* **PASSAGE GIVEN**
════
Personal Reflection by Garrett Post

I just got here, and it’s already time to leave.

I don’t know how I can go when there’s so much left undone… but that’s what I’m doing. Now we need to write a blog summarizing our thoughts and experiences of our time in Chiapas, Mexico and Tucson, Arizona. I’ve never been great at blogging, and summarizing everything that happened won’t be easy, so bear with me.

I grew a great deal this summer, so I’d like to start by going through the opportunities that I’m really grateful to have had. First, I’m so thankful for my home stay; our host mom, Marujenia, immediately brought Cole and me into the family. We went to all sorts of family gatherings: birthday parties and gender unveiling pre-birth parties and were paraded around to the extended family as Maru’s new sons. Maru spoiled us; there was not a day without a delicious home cooked meal or a new movie to watch. I learned a lot from her too. Maru was very active as a Promotora, an active female member of the Latino community that undergoes basic health training in order to raise awareness and to educate others on prevalent health issues in their community. I learned much from late night talks about her work, politics, and life in Tucson, but I probably learned the most from how she treats others. She won’t stand for fighting or mistreatment anywhere, and at her house she always makes sure everyone is perfectly comfortable. It’s obvious why her neighbors, family, and lifelong friends flocked to our house; she deeply cares for everyone in her life. Even after we left her home she would tell us that it was still our house – we were still her sons. It was a privilege to stay at her home and to be a part of the family, and going forward I definitely want to try to emulate her attitudes about family and relationships.
════
* **DATA EXCERPTS**
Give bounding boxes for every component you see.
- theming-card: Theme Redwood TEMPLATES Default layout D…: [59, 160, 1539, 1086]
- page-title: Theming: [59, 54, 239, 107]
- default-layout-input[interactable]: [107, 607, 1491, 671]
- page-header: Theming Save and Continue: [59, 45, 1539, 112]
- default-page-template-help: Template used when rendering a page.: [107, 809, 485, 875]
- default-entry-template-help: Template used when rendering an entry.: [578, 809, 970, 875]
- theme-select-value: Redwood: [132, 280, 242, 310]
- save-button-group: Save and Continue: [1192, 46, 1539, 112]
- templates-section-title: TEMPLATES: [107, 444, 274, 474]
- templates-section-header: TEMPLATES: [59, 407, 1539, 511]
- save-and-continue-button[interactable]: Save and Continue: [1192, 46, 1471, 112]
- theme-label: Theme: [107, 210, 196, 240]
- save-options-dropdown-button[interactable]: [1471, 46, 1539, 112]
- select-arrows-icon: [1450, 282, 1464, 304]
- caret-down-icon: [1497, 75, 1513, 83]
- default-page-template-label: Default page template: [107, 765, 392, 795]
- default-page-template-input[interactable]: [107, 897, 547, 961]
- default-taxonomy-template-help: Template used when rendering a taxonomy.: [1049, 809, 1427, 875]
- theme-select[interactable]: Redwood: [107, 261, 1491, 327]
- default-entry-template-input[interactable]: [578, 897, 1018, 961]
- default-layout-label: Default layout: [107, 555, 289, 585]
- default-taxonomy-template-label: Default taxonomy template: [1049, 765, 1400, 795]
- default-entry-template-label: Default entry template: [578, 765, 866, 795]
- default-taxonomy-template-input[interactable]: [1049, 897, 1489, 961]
════
* **DIRECTIONS**
[1] Answer these questions from the reflection:
(a) Which two places does the blog summarize time spent in?
(b) Who shared the home stay with the writer?
(c) What community role was Marujenia very active in?
[2] Summarize the reflection in two sentences.
[3] Say whether each statement agrees with the reflection, quoting the words that decide it:
(a) The writer has always found blogging easy.
(b) Some days at the host home passed without a home cooked meal.
(c) Maru still called it their house after they had left.
The data has no role in this work.

* **OUTPUTS**
[1]
(a) Chiapas, Mexico and Tucson, Arizona.
(b) Cole.
(c) She was a Promotora.

[2] The writer is leaving after a summer in Chiapas, Mexico and Tucson, Arizona, and is grateful for a home stay where host mom Marujenia, a Promotora, brought him and Cole into her family. He learned from her work and even more from how she treats others, and he wants to follow her attitudes about family and relationships.

[3]
(a) No: "I’ve never been great at blogging"
(b) No: "there was not a day without a delicious home cooked meal or a new movie to watch"
(c) Yes: "Even after we left her home she would tell us that it was still our house"